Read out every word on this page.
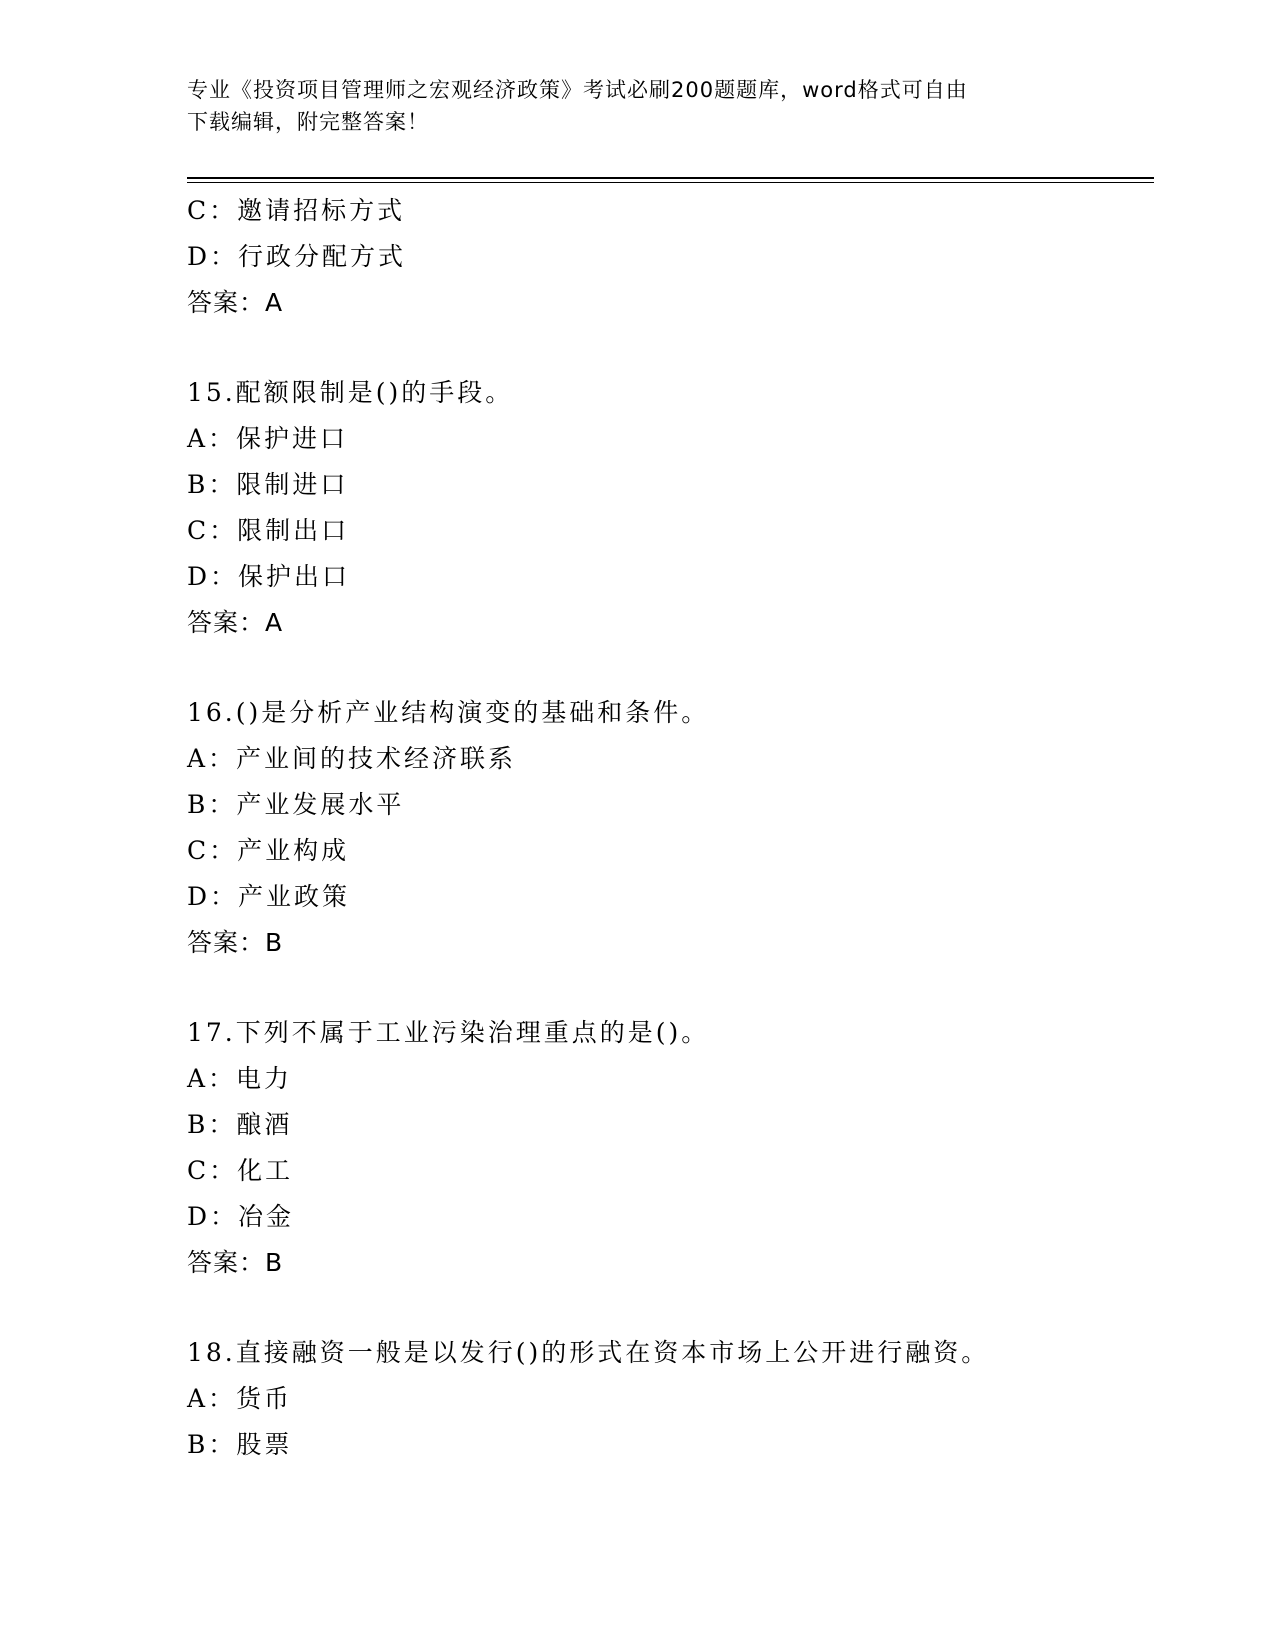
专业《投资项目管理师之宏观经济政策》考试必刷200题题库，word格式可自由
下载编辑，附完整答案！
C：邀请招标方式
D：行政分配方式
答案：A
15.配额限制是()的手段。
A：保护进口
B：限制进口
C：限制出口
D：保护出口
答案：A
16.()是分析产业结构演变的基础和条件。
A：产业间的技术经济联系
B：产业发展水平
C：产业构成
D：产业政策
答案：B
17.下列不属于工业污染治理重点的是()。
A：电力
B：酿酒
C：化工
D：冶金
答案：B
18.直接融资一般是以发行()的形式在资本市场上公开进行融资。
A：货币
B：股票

Task details: Quote the records in their entirety, keeping the wording exact and excluding pictures.

Task answer:
Read out every word on this page.
专业《投资项目管理师之宏观经济政策》考试必刷200题题库，word格式可自由
下载编辑，附完整答案！
C：邀请招标方式
D：行政分配方式
答案：A
15.配额限制是()的手段。
A：保护进口
B：限制进口
C：限制出口
D：保护出口
答案：A
16.()是分析产业结构演变的基础和条件。
A：产业间的技术经济联系
B：产业发展水平
C：产业构成
D：产业政策
答案：B
17.下列不属于工业污染治理重点的是()。
A：电力
B：酿酒
C：化工
D：冶金
答案：B
18.直接融资一般是以发行()的形式在资本市场上公开进行融资。
A：货币
B：股票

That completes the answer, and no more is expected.